Provided data

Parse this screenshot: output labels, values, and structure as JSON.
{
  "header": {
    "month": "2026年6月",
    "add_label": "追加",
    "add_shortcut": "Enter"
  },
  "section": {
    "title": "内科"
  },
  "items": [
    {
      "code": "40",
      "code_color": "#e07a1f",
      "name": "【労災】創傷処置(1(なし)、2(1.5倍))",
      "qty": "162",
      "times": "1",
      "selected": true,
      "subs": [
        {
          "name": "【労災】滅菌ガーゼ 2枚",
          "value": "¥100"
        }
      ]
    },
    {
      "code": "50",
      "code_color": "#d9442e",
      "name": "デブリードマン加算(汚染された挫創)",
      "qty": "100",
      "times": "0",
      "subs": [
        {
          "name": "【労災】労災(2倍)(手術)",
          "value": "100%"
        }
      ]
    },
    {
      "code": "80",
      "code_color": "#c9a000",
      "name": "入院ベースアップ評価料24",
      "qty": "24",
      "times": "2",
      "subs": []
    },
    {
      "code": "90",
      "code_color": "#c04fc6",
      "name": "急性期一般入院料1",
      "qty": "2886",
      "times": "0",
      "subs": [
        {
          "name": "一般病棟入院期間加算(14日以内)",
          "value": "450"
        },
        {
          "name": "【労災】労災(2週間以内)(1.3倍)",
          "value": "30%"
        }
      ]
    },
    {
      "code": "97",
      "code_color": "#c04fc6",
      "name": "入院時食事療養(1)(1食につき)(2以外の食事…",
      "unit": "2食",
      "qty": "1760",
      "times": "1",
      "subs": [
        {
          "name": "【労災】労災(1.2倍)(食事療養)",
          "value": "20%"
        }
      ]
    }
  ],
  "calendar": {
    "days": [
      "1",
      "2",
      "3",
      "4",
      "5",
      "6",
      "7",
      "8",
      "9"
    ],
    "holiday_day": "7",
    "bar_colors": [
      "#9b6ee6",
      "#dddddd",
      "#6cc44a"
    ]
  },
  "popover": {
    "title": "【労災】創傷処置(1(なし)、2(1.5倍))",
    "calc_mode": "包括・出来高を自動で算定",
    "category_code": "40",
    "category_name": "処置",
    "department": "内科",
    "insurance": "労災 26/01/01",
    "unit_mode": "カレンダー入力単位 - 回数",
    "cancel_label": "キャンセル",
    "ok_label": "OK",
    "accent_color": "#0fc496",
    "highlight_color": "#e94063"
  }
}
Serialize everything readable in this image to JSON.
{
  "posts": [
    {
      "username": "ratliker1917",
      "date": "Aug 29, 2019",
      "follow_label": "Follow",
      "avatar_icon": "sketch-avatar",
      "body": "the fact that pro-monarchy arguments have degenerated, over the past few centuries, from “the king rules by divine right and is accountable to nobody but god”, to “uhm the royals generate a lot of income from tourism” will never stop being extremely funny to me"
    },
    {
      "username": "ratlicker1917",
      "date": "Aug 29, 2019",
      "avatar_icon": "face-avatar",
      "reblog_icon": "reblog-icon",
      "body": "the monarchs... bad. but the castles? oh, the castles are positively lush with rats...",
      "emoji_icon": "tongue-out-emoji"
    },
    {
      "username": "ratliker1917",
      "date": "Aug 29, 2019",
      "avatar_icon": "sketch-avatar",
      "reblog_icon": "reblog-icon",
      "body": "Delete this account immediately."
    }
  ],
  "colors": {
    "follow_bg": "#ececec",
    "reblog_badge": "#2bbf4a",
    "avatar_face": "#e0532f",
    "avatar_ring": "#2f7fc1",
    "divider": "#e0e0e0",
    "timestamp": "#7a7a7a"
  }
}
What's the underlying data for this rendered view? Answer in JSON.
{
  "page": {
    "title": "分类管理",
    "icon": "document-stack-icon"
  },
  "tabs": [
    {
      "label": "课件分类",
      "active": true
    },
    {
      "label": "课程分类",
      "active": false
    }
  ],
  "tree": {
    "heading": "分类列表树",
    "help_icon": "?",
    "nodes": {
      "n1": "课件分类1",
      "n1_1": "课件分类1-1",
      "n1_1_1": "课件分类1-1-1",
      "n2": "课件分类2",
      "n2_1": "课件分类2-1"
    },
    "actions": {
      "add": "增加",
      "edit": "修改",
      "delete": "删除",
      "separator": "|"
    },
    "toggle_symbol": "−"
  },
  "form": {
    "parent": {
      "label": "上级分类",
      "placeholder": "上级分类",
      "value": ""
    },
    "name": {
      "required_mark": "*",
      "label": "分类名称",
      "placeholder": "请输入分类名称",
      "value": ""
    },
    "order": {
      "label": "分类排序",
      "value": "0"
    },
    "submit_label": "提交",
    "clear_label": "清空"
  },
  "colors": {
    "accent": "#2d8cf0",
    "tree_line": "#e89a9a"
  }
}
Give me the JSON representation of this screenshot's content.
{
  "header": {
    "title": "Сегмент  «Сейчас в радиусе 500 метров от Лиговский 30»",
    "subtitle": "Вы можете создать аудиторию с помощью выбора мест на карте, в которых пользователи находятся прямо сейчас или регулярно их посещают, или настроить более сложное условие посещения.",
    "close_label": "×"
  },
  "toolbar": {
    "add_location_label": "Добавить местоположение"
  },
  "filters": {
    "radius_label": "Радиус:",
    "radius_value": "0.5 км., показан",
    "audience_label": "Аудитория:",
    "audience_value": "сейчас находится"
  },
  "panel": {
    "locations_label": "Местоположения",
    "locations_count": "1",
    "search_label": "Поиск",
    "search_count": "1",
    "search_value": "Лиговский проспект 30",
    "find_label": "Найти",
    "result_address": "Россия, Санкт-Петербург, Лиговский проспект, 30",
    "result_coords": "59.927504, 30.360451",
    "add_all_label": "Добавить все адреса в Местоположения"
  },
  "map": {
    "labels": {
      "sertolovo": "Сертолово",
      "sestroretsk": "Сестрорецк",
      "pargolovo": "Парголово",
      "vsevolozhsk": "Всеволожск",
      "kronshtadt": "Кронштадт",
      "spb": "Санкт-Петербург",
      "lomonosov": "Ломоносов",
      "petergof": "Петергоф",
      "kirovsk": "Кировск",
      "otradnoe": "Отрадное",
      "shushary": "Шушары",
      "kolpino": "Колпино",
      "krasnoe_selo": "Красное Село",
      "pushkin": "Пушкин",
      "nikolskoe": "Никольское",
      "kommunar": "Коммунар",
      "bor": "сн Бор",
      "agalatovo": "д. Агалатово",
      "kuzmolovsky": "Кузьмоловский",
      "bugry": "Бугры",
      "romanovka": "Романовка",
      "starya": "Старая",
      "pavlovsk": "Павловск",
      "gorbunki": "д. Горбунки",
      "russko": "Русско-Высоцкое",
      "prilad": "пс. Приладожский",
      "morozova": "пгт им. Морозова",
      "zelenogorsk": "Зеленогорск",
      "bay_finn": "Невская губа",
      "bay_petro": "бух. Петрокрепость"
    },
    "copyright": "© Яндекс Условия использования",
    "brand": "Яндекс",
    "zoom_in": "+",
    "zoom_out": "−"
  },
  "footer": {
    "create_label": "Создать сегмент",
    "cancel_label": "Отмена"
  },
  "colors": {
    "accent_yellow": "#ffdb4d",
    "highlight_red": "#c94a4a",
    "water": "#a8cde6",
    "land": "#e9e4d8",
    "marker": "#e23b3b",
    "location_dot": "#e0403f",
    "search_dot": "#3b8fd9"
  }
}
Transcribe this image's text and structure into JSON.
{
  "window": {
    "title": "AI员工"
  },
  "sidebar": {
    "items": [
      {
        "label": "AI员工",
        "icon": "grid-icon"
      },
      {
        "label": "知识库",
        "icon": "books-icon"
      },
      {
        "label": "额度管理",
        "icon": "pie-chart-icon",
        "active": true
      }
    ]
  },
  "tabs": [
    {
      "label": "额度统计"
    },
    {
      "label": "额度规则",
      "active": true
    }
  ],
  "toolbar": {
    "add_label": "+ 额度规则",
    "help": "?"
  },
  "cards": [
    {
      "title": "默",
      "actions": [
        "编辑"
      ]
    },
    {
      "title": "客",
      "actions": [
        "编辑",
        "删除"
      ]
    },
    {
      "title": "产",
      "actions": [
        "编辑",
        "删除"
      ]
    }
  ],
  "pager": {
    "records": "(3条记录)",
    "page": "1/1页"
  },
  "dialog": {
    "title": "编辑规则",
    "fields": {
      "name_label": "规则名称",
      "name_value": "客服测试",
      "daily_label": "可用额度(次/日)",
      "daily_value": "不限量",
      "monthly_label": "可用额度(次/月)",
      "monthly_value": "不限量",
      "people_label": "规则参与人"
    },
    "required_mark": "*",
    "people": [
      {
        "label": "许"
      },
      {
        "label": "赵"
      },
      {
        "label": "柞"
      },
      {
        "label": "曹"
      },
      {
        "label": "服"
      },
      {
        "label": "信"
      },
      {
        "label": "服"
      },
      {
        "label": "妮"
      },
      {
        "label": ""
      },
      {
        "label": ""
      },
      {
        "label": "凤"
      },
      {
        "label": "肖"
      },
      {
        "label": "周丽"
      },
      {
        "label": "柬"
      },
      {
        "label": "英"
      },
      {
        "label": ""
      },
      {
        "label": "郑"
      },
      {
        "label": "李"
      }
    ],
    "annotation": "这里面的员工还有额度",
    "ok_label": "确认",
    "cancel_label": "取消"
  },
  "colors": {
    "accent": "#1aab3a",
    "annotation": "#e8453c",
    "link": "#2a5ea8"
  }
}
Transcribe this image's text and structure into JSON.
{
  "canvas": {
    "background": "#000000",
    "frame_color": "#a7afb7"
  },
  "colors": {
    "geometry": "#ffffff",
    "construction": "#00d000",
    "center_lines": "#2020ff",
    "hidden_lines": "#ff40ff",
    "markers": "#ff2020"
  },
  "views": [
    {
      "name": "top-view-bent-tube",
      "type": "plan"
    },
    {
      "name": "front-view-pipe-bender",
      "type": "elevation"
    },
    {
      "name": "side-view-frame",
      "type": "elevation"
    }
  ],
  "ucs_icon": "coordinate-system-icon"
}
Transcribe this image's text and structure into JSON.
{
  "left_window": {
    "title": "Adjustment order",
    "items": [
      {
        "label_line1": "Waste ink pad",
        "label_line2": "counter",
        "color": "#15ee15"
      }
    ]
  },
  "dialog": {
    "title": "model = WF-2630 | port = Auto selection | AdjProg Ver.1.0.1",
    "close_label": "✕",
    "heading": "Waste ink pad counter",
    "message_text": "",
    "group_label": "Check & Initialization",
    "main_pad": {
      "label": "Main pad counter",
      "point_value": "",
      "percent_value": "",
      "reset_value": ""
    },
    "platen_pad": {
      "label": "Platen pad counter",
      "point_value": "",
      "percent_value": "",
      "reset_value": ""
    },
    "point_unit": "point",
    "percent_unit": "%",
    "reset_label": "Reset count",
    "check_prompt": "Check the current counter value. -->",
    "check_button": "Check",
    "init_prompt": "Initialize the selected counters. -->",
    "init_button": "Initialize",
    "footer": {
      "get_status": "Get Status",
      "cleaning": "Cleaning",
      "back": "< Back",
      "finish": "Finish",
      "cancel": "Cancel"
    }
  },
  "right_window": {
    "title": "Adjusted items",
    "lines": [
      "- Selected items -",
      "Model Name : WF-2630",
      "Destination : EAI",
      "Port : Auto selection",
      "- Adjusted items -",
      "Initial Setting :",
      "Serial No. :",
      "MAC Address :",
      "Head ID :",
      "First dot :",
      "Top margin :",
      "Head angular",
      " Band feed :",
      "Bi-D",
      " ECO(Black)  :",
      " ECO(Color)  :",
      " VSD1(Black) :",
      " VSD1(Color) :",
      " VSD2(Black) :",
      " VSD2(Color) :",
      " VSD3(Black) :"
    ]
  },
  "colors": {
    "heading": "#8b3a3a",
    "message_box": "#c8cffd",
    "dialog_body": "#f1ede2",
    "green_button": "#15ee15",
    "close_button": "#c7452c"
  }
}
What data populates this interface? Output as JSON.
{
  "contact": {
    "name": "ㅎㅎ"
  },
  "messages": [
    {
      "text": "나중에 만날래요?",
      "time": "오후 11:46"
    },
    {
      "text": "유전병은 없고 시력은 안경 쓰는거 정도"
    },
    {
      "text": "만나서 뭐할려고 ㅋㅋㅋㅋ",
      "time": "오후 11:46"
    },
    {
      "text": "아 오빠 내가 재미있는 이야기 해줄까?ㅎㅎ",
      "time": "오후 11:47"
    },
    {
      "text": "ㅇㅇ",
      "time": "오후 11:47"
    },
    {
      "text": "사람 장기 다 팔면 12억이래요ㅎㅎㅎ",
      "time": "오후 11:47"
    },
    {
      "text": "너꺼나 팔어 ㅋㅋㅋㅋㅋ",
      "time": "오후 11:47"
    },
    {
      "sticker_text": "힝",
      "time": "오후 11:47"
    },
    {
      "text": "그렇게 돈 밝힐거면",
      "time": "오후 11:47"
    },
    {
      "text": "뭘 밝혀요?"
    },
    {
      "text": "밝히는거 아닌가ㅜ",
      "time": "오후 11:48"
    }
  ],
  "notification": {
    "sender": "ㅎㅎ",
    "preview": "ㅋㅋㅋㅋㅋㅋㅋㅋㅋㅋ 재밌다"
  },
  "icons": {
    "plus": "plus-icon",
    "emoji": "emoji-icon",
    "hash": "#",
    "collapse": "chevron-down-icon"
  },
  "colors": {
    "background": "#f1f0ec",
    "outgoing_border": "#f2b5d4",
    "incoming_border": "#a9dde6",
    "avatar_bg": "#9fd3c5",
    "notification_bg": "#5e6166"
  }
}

Exercise brief
Extract each line holding the string "items".

Result below
  "items": [
    "items": [
    "items": [
    "title": "Adjusted items",
      "- Selected items -",
      "- Adjusted items -",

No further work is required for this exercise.